# start of Stored data

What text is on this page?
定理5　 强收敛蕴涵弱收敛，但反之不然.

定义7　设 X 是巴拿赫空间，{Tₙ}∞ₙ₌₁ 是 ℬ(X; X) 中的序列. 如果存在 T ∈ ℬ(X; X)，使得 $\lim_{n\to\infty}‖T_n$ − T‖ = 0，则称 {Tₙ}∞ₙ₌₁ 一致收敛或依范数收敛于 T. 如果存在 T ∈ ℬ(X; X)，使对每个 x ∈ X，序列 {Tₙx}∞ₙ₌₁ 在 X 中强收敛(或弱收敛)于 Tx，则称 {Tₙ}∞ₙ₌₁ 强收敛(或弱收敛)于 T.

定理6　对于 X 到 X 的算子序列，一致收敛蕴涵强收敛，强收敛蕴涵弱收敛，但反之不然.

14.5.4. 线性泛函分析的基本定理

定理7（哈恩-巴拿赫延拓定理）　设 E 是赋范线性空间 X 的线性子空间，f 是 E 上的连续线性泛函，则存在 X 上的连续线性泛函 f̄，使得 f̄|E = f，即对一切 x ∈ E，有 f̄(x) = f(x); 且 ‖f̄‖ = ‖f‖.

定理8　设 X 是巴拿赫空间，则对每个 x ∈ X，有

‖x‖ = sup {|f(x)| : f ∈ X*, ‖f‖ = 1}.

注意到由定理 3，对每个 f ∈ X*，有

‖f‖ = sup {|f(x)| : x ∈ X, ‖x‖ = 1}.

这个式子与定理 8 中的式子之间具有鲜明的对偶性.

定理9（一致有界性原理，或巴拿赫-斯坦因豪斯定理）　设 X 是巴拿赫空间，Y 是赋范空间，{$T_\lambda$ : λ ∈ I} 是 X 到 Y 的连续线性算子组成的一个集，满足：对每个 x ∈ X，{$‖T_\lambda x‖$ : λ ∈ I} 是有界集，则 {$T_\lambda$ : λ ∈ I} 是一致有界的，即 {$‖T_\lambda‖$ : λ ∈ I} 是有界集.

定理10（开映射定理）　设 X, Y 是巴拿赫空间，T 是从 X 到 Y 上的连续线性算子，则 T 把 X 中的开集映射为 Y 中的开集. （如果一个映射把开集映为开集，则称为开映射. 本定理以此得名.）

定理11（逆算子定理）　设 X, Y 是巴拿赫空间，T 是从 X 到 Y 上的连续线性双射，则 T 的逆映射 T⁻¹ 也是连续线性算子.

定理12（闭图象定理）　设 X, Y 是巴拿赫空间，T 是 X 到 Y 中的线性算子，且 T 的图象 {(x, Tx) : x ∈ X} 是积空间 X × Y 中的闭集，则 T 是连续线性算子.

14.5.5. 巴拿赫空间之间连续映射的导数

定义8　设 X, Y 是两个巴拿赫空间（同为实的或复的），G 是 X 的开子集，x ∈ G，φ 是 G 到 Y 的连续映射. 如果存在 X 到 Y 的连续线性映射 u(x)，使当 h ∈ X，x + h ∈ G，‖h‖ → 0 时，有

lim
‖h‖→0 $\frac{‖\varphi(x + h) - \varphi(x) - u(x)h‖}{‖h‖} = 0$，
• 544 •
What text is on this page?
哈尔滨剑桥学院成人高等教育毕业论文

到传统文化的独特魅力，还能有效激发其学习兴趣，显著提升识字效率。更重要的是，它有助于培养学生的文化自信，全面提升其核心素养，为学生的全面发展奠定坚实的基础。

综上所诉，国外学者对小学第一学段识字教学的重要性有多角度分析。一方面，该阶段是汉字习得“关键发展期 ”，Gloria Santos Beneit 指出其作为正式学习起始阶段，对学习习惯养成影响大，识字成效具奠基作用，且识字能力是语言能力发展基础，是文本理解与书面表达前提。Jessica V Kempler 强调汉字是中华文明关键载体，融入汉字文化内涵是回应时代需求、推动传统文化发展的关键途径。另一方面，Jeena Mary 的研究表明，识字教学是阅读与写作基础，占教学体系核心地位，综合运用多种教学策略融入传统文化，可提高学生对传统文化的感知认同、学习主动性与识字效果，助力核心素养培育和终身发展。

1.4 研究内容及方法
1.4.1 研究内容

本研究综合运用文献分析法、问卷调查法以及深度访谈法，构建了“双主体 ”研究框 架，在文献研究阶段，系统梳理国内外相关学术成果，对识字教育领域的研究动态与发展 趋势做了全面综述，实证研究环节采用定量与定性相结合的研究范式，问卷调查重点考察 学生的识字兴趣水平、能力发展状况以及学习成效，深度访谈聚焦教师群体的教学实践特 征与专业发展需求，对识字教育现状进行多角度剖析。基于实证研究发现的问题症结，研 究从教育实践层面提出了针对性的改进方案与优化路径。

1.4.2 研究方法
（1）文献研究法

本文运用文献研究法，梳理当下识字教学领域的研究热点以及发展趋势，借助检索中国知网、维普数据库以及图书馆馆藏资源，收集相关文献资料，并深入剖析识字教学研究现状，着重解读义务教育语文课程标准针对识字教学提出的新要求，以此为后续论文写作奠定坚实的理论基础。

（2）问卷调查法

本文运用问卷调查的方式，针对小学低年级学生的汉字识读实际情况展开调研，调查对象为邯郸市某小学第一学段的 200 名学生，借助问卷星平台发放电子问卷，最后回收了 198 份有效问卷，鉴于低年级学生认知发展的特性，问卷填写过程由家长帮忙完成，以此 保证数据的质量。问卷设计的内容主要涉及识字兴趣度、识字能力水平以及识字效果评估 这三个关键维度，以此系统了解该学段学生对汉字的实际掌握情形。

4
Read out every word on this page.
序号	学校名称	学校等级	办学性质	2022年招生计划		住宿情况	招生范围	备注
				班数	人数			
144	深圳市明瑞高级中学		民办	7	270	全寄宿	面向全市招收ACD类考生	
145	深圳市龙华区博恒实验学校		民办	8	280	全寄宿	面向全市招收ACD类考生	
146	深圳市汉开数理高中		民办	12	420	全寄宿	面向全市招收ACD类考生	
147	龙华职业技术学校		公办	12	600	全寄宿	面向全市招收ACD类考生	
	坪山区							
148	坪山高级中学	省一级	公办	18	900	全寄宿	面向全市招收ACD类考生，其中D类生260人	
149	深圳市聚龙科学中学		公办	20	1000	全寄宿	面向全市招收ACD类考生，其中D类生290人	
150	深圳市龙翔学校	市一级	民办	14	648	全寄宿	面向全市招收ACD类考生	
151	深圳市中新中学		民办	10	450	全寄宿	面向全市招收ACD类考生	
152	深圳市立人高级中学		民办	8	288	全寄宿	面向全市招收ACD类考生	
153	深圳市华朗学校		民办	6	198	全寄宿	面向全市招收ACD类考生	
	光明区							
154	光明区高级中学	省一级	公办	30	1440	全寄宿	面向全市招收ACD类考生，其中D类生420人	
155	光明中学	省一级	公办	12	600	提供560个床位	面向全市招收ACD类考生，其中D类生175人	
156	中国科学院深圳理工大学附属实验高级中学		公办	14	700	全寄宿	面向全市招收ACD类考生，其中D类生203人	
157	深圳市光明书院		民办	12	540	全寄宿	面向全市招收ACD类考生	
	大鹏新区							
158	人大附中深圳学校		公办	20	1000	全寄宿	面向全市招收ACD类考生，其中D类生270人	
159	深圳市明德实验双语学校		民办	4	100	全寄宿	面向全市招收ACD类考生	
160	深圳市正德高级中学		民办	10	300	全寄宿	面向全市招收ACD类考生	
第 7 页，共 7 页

# end of Stored data

* Task objective *
Copy out all of the lines above exactly.

* Answer *
What text is on this page?
定理5　 强收敛蕴涵弱收敛，但反之不然.

定义7　设 X 是巴拿赫空间，{Tₙ}∞ₙ₌₁ 是 ℬ(X; X) 中的序列. 如果存在 T ∈ ℬ(X; X)，使得 $\lim_{n\to\infty}‖T_n$ − T‖ = 0，则称 {Tₙ}∞ₙ₌₁ 一致收敛或依范数收敛于 T. 如果存在 T ∈ ℬ(X; X)，使对每个 x ∈ X，序列 {Tₙx}∞ₙ₌₁ 在 X 中强收敛(或弱收敛)于 Tx，则称 {Tₙ}∞ₙ₌₁ 强收敛(或弱收敛)于 T.

定理6　对于 X 到 X 的算子序列，一致收敛蕴涵强收敛，强收敛蕴涵弱收敛，但反之不然.

14.5.4. 线性泛函分析的基本定理

定理7（哈恩-巴拿赫延拓定理）　设 E 是赋范线性空间 X 的线性子空间，f 是 E 上的连续线性泛函，则存在 X 上的连续线性泛函 f̄，使得 f̄|E = f，即对一切 x ∈ E，有 f̄(x) = f(x); 且 ‖f̄‖ = ‖f‖.

定理8　设 X 是巴拿赫空间，则对每个 x ∈ X，有

‖x‖ = sup {|f(x)| : f ∈ X*, ‖f‖ = 1}.

注意到由定理 3，对每个 f ∈ X*，有

‖f‖ = sup {|f(x)| : x ∈ X, ‖x‖ = 1}.

这个式子与定理 8 中的式子之间具有鲜明的对偶性.

定理9（一致有界性原理，或巴拿赫-斯坦因豪斯定理）　设 X 是巴拿赫空间，Y 是赋范空间，{$T_\lambda$ : λ ∈ I} 是 X 到 Y 的连续线性算子组成的一个集，满足：对每个 x ∈ X，{$‖T_\lambda x‖$ : λ ∈ I} 是有界集，则 {$T_\lambda$ : λ ∈ I} 是一致有界的，即 {$‖T_\lambda‖$ : λ ∈ I} 是有界集.

定理10（开映射定理）　设 X, Y 是巴拿赫空间，T 是从 X 到 Y 上的连续线性算子，则 T 把 X 中的开集映射为 Y 中的开集. （如果一个映射把开集映为开集，则称为开映射. 本定理以此得名.）

定理11（逆算子定理）　设 X, Y 是巴拿赫空间，T 是从 X 到 Y 上的连续线性双射，则 T 的逆映射 T⁻¹ 也是连续线性算子.

定理12（闭图象定理）　设 X, Y 是巴拿赫空间，T 是 X 到 Y 中的线性算子，且 T 的图象 {(x, Tx) : x ∈ X} 是积空间 X × Y 中的闭集，则 T 是连续线性算子.

14.5.5. 巴拿赫空间之间连续映射的导数

定义8　设 X, Y 是两个巴拿赫空间（同为实的或复的），G 是 X 的开子集，x ∈ G，φ 是 G 到 Y 的连续映射. 如果存在 X 到 Y 的连续线性映射 u(x)，使当 h ∈ X，x + h ∈ G，‖h‖ → 0 时，有

lim
‖h‖→0 $\frac{‖\varphi(x + h) - \varphi(x) - u(x)h‖}{‖h‖} = 0$，
• 544 •
What text is on this page?
哈尔滨剑桥学院成人高等教育毕业论文

到传统文化的独特魅力，还能有效激发其学习兴趣，显著提升识字效率。更重要的是，它有助于培养学生的文化自信，全面提升其核心素养，为学生的全面发展奠定坚实的基础。

综上所诉，国外学者对小学第一学段识字教学的重要性有多角度分析。一方面，该阶段是汉字习得“关键发展期 ”，Gloria Santos Beneit 指出其作为正式学习起始阶段，对学习习惯养成影响大，识字成效具奠基作用，且识字能力是语言能力发展基础，是文本理解与书面表达前提。Jessica V Kempler 强调汉字是中华文明关键载体，融入汉字文化内涵是回应时代需求、推动传统文化发展的关键途径。另一方面，Jeena Mary 的研究表明，识字教学是阅读与写作基础，占教学体系核心地位，综合运用多种教学策略融入传统文化，可提高学生对传统文化的感知认同、学习主动性与识字效果，助力核心素养培育和终身发展。

1.4 研究内容及方法
1.4.1 研究内容

本研究综合运用文献分析法、问卷调查法以及深度访谈法，构建了“双主体 ”研究框 架，在文献研究阶段，系统梳理国内外相关学术成果，对识字教育领域的研究动态与发展 趋势做了全面综述，实证研究环节采用定量与定性相结合的研究范式，问卷调查重点考察 学生的识字兴趣水平、能力发展状况以及学习成效，深度访谈聚焦教师群体的教学实践特 征与专业发展需求，对识字教育现状进行多角度剖析。基于实证研究发现的问题症结，研 究从教育实践层面提出了针对性的改进方案与优化路径。

1.4.2 研究方法
（1）文献研究法

本文运用文献研究法，梳理当下识字教学领域的研究热点以及发展趋势，借助检索中国知网、维普数据库以及图书馆馆藏资源，收集相关文献资料，并深入剖析识字教学研究现状，着重解读义务教育语文课程标准针对识字教学提出的新要求，以此为后续论文写作奠定坚实的理论基础。

（2）问卷调查法

本文运用问卷调查的方式，针对小学低年级学生的汉字识读实际情况展开调研，调查对象为邯郸市某小学第一学段的 200 名学生，借助问卷星平台发放电子问卷，最后回收了 198 份有效问卷，鉴于低年级学生认知发展的特性，问卷填写过程由家长帮忙完成，以此 保证数据的质量。问卷设计的内容主要涉及识字兴趣度、识字能力水平以及识字效果评估 这三个关键维度，以此系统了解该学段学生对汉字的实际掌握情形。

4
Read out every word on this page.
序号	学校名称	学校等级	办学性质	2022年招生计划		住宿情况	招生范围	备注
				班数	人数			
144	深圳市明瑞高级中学		民办	7	270	全寄宿	面向全市招收ACD类考生	
145	深圳市龙华区博恒实验学校		民办	8	280	全寄宿	面向全市招收ACD类考生	
146	深圳市汉开数理高中		民办	12	420	全寄宿	面向全市招收ACD类考生	
147	龙华职业技术学校		公办	12	600	全寄宿	面向全市招收ACD类考生	
	坪山区							
148	坪山高级中学	省一级	公办	18	900	全寄宿	面向全市招收ACD类考生，其中D类生260人	
149	深圳市聚龙科学中学		公办	20	1000	全寄宿	面向全市招收ACD类考生，其中D类生290人	
150	深圳市龙翔学校	市一级	民办	14	648	全寄宿	面向全市招收ACD类考生	
151	深圳市中新中学		民办	10	450	全寄宿	面向全市招收ACD类考生	
152	深圳市立人高级中学		民办	8	288	全寄宿	面向全市招收ACD类考生	
153	深圳市华朗学校		民办	6	198	全寄宿	面向全市招收ACD类考生	
	光明区							
154	光明区高级中学	省一级	公办	30	1440	全寄宿	面向全市招收ACD类考生，其中D类生420人	
155	光明中学	省一级	公办	12	600	提供560个床位	面向全市招收ACD类考生，其中D类生175人	
156	中国科学院深圳理工大学附属实验高级中学		公办	14	700	全寄宿	面向全市招收ACD类考生，其中D类生203人	
157	深圳市光明书院		民办	12	540	全寄宿	面向全市招收ACD类考生	
	大鹏新区							
158	人大附中深圳学校		公办	20	1000	全寄宿	面向全市招收ACD类考生，其中D类生270人	
159	深圳市明德实验双语学校		民办	4	100	全寄宿	面向全市招收ACD类考生	
160	深圳市正德高级中学		民办	10	300	全寄宿	面向全市招收ACD类考生	
第 7 页，共 7 页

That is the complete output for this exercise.